Stored items
# # # # #

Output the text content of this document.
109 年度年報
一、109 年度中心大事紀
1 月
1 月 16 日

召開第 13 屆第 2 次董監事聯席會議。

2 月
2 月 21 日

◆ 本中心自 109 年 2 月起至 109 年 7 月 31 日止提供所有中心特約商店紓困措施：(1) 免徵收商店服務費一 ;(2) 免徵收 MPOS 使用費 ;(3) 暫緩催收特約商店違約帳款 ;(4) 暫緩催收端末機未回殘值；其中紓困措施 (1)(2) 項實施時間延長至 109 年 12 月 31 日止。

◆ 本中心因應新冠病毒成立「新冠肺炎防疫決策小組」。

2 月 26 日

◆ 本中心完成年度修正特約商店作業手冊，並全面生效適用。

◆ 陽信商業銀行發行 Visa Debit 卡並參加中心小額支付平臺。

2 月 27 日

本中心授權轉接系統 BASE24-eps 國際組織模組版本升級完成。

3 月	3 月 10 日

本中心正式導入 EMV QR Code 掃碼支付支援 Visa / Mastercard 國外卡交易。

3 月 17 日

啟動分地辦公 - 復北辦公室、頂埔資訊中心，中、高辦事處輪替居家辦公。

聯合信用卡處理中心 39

# # # # #

Written instruction: Of all the lines above, how many contain the word "Visa"? Answer with only the number.

Full answer: 2